> **Stated goal**
Continue the passage below about taking in an older foster child, starting right after its last sentence.

I haven't had much opportunity to explain why I'm doing this, but when I'm talking to myself about it, I say that I feel ready to start with someone who already has a history. I hate the thought that we fear and reject children whose lives have been hard, in favor of kids who are shiny and new. It feels consumerist, and more to the point, it feels like a lie. If a baby is a blank slate for projecting our aspirations to innocence and perfection, an older foster child seems to serve the opposite function; the pessimism I hear echoes our fear of human darkness, anger, weakness and pain.

I don’t know that what we are doing is “right”. I don't want to prove my moral mettle, or impress my friends or my god. But when I think about taking in and taking on a child who is already half grown-up and fully complicated, I feel a rush of maternal feelings that have always eluded me when I try to imagine having a baby. We haven’t struggled with infertility, and I’ve never been pregnant. My partner and I feel meant to do this, and it just descended on us over time with a heavy, stubborn certainty. Some days I feel excited about it, and some days I feel terrified. But like all such things, the decision seems not to rest on any momentary emotional state.

In some way, it doesn't seem like a decision at all. It just feels like it has to be done, by someone, and it might as well be us. There are more than 30,000 kids in temporary foster care in Los Angeles, most with little chance of being reunited with their birth parents. More than half drop out of high school, only 5% go to college, and 25% end up homeless. Thousands age out of foster care without anyone to help them make the transition - to loan them a deposit on a first apartment, or buy them their first car, or advise them about an important job interview.

> **Element and coordinate records**
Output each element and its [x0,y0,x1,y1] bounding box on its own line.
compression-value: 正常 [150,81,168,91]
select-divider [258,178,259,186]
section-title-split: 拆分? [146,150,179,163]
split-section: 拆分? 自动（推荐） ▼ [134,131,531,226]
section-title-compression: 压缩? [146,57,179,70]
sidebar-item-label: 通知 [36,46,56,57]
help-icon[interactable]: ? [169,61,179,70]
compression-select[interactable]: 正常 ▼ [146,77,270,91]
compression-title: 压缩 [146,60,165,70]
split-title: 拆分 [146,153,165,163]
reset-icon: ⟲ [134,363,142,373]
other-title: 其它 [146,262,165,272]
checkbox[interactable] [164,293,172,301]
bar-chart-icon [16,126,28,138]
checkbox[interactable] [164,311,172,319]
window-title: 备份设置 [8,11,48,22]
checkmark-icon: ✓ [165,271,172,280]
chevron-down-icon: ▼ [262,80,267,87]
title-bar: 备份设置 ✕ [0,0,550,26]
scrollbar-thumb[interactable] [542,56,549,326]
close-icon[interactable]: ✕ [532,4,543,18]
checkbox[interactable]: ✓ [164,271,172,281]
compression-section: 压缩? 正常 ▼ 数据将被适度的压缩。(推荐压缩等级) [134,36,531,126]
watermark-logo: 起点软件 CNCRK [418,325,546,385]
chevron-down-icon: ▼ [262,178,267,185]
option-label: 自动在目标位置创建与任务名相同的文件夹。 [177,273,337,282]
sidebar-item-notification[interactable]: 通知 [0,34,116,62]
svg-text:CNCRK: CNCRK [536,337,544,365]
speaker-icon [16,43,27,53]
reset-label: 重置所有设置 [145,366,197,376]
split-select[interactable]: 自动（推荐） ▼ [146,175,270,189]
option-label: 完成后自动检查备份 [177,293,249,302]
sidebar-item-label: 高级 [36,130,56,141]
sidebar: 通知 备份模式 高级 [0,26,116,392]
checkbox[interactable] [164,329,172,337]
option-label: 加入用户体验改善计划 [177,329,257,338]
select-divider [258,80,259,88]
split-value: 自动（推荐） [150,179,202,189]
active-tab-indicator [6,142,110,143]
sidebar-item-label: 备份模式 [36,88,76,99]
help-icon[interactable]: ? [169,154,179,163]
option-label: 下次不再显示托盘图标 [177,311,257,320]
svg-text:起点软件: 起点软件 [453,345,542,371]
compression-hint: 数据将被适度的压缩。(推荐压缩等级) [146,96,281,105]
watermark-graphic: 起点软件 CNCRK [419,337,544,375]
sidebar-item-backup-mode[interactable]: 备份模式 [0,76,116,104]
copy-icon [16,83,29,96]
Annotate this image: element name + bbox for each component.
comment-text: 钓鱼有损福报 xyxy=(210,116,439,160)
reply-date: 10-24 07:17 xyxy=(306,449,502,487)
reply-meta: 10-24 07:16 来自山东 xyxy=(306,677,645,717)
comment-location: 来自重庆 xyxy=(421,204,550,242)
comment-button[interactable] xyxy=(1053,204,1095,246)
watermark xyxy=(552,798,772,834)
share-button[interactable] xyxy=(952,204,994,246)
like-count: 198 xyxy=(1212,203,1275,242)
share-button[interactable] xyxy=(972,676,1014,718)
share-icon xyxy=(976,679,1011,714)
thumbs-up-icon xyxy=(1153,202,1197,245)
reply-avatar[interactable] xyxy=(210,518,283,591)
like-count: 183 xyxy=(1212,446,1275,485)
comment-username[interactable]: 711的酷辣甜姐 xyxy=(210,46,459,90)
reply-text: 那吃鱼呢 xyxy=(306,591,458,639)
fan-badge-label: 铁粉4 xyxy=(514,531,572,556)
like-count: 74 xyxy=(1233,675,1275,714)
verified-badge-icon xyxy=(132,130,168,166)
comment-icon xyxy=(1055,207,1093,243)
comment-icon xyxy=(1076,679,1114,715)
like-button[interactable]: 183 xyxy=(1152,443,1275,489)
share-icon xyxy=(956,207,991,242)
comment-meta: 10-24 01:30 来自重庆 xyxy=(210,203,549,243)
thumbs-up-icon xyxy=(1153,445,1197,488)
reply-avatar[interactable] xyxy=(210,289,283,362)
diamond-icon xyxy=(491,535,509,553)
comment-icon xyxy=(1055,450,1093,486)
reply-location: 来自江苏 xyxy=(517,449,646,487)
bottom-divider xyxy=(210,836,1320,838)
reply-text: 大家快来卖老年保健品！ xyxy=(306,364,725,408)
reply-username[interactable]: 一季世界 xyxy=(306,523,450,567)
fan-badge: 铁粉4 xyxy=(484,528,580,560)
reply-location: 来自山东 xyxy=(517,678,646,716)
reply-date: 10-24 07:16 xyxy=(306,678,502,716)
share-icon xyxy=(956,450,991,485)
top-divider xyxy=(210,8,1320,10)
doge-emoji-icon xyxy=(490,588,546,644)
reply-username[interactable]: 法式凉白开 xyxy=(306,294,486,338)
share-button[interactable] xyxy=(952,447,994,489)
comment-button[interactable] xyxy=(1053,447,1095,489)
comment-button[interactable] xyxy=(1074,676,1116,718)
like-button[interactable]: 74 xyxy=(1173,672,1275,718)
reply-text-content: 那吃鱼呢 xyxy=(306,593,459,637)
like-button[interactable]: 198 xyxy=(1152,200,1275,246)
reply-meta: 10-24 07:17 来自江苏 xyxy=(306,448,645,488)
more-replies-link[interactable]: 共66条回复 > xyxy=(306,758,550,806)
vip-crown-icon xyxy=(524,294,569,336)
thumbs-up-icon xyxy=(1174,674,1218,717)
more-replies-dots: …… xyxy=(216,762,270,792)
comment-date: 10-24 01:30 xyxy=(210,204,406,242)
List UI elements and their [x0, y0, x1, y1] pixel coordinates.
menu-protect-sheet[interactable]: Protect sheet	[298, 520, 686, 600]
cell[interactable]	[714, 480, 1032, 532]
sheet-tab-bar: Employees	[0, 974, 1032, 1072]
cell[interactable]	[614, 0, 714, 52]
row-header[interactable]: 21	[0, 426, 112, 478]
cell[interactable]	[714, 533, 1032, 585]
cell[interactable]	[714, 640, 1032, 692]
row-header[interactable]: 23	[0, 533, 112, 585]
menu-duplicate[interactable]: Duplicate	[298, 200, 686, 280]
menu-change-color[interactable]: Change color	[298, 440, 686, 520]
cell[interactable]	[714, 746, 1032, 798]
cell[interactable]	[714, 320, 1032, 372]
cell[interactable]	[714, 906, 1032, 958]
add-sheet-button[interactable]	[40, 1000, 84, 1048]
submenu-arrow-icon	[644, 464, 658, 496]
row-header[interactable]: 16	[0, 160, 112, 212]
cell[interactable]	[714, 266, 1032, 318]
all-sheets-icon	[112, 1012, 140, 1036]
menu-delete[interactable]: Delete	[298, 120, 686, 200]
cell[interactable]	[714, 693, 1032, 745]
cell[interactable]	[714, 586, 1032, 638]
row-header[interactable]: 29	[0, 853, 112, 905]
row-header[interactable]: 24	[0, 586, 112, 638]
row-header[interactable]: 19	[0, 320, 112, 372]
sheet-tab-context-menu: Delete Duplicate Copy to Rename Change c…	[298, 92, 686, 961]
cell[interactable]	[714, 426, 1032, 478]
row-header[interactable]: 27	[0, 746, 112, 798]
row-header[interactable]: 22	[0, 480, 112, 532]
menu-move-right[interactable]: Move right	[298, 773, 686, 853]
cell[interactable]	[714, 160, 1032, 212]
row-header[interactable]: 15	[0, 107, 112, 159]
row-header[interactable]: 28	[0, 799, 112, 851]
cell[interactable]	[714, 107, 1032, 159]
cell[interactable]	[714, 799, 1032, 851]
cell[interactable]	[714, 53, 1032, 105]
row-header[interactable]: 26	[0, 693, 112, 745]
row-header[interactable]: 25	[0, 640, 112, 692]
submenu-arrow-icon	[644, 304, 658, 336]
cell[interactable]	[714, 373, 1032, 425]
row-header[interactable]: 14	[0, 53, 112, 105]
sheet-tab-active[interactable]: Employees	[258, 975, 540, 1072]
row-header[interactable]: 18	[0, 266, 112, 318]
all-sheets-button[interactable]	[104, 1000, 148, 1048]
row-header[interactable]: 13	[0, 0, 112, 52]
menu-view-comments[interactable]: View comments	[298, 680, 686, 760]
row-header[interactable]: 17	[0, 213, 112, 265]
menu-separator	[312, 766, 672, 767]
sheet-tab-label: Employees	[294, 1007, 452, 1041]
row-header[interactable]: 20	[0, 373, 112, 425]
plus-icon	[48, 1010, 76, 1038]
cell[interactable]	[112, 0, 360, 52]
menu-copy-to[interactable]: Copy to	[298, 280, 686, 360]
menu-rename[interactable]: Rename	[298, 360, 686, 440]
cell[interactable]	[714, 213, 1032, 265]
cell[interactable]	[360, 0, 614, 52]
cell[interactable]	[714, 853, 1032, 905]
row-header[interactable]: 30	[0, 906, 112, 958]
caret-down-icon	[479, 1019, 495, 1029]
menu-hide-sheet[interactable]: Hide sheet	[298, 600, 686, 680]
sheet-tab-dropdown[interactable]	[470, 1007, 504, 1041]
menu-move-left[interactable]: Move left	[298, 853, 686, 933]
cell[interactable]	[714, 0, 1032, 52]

> **Exercise answer**
I feel strangely touched when I think about the possibility that someone else’s child might someday sit with ease at our dinner table. I feel a fierce protective instinct when I think about advocating for a kid whose education has been interrupted by personal chaos beyond their control. I go to the institutional "foster care facility" where we're doing our training courses, and I look at the deformed bureaucracy that professes a desire to do the right thing and dehumanizes these kids every day, and I feel my mind and my heart and all of my personal resources click into overdrive like a machine or an athlete getting ready for competition. I feel beyond myself. I feel that there is a very good possiblity I will "fail" in the ways that one measures such things, and I don't care. The system is building the conditions for failure every day, and maybe I can interrupt it just long enough for someone to catch a break.

We’ll see what happens. The foster care system is already sending us clear messages to beware, be realistic, and be ready. But for me all that matters is to try.